Task to complete:
List every all-capitals section heading in the misinformation newsletter excerpt below.

Selected excerpt:
● ● ● ●
Telegram founder Pavel Durov was arrested on Sunday in Paris over allegations that his app is being used, among other things, for the distribution of child sexual abuse imagery.

The press release from the French prosecutor in charge of the case does not mention AI nudifiers that have been used to target dozens of teenagers. But I’d be surprised if this doesn’t come up at all in the investigation, since Telegram is used by many of these services for customer service, marketing and direct sale.

Before Durov’s arrest, Hankyoreh reported that a single South Korean Telegram channel dedicated to deepfake nudes has more than 220,000 users. It is by no means the only one: I track 11 other channels with a combined 880,000 subscribers among them. On Sunday, one of them took a break from sending messages about nudifying to post #FREEDUROV.

MUSK v MORAES

ICYMI, X closed its Brazil office on August 17 following a dispute with the country’s Supreme Court judge Alexandre Moraes. Lupa published an overview of the accounts that Moraes had requested be blocked or identified. This included accounts that circulated electoral disinformation.

DEM PINK SLIME

Columbia’s Tow Center for Digital Journalism found that The Morning Mirror — a news-presenting website that is arguing in court for a press exemption to avoid making financial disclosures to campaign regulators — is almost certainly a front for the Democratic political action committee Forward Majority.

The website itself is pretty basic but appears to exist primarily as a landing page for almost $90,000 in ads it has bought on Meta to promote individual Democratic candidates. As it happens, 29 out of 31 of them are running in districts that Forward Majority has identified as targets for 2024. The website has also used multiple photos whose file name includes the string “FwdMaj.”

COMMUNITY NOTES: IMPACT UNCLEAR

Not going to lie, this preprint on X’s Community Notes is pretty dense, even for a lover of the subject matter. But best I can tell from my read, the study concludes that evidence that the program reduced engagement with misinformation is hard to come by. One thing that stands out — which is a critique common to much ex post fact-checking — is that the notes may arrive too late to have a sizable impact. The typical delay between a tweet being posted and a note being appended was 2.23 days. Even the fastest note in the sample of 30,267 tweets analyzed in the study took longer to be displayed than the typical half-life2 of a tweet.


NOTED

  1. Iran Hack Illuminates Long-Standing Trends—and Raises New Challenges (Lawfare)
  2. A Fox News host's debunked election conspiracy appears to have prompted a state investigation (Texas Tribune)
  3. Dieses Bild von knienden Polizisten in GroĂźbritannien ist KI-generiert (Correctiv)
  4. This system can sort real pictures from AI fakes — why aren’t platforms using it? (The Verge)
  5. Welcome to Fakesville: Inside an AI nightmare that tore apart a school (The Information)
  6. Facts alone fall short in correcting science misinformation (Phys.org)
  7. Israel Is Buying Google Ads to Discredit the UN’s Top Gaza Aid Agency (Wired)
  8. Her SNU classmates tormented her with deepfake porn — now she fights for all victims (Hankyoreh)
  9. Can GPT-4 Models Detect Misleading Visualizations? (arXiv)

FAKED MAP

We’re sticking with the classics this week.
● ● ● ●
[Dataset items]
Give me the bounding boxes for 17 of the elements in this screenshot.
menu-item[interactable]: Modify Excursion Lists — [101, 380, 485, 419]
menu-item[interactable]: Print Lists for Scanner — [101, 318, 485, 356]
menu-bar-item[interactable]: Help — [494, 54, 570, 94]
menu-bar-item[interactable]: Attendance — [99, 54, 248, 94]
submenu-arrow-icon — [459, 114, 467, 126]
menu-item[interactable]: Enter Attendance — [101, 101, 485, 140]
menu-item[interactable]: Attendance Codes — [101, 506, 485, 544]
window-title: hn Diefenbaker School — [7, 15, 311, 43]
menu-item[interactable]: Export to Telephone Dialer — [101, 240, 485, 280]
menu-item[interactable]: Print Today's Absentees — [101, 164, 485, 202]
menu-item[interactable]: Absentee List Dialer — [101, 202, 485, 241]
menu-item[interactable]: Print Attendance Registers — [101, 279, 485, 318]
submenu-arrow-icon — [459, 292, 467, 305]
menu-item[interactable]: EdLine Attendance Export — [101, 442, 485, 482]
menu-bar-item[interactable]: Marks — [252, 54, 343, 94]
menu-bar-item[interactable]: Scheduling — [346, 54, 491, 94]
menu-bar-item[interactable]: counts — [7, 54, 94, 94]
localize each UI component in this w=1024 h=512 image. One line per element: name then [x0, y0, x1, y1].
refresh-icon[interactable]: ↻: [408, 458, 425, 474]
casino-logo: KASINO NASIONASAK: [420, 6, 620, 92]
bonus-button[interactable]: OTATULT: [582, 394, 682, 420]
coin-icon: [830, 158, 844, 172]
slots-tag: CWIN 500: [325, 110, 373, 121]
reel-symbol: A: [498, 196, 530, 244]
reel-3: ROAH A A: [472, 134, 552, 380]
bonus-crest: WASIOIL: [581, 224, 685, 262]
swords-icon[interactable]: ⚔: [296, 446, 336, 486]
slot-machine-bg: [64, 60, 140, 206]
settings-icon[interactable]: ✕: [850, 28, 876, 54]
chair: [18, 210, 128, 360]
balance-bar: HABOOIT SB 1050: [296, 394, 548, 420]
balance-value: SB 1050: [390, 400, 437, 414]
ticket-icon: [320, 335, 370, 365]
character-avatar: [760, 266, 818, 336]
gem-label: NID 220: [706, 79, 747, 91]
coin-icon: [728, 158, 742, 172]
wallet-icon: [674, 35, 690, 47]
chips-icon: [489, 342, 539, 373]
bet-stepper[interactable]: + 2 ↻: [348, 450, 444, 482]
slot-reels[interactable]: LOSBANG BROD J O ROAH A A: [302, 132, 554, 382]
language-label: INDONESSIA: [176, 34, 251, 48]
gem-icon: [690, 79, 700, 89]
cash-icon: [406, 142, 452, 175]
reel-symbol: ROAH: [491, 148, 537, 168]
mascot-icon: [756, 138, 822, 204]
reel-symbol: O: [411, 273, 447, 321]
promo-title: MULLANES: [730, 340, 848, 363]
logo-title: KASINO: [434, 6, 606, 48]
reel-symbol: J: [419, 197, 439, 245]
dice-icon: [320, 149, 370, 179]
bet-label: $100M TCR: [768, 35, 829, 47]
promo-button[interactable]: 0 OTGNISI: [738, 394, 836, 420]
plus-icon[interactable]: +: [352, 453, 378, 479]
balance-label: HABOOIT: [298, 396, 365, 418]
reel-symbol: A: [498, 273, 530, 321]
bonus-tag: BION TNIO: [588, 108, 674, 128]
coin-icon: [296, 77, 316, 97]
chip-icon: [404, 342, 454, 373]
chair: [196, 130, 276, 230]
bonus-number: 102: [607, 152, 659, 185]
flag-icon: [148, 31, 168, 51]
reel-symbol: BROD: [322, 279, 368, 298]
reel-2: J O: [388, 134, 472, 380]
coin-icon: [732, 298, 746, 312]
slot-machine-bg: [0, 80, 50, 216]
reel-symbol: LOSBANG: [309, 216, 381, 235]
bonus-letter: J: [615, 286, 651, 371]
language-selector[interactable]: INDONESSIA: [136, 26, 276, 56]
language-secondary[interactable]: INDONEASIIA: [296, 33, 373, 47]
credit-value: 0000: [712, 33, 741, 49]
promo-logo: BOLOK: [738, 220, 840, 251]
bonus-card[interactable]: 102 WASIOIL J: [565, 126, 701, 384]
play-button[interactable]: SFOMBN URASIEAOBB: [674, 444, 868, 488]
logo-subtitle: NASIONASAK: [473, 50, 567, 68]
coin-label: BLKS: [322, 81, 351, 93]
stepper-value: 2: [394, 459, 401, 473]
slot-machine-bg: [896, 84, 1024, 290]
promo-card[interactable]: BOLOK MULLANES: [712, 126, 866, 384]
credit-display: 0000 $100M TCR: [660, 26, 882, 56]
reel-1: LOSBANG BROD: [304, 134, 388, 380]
● ● ● ●
Result for this task:
MUSK v MORAES
DEM PINK SLIME
COMMUNITY NOTES: IMPACT UNCLEAR
NOTED
FAKED MAP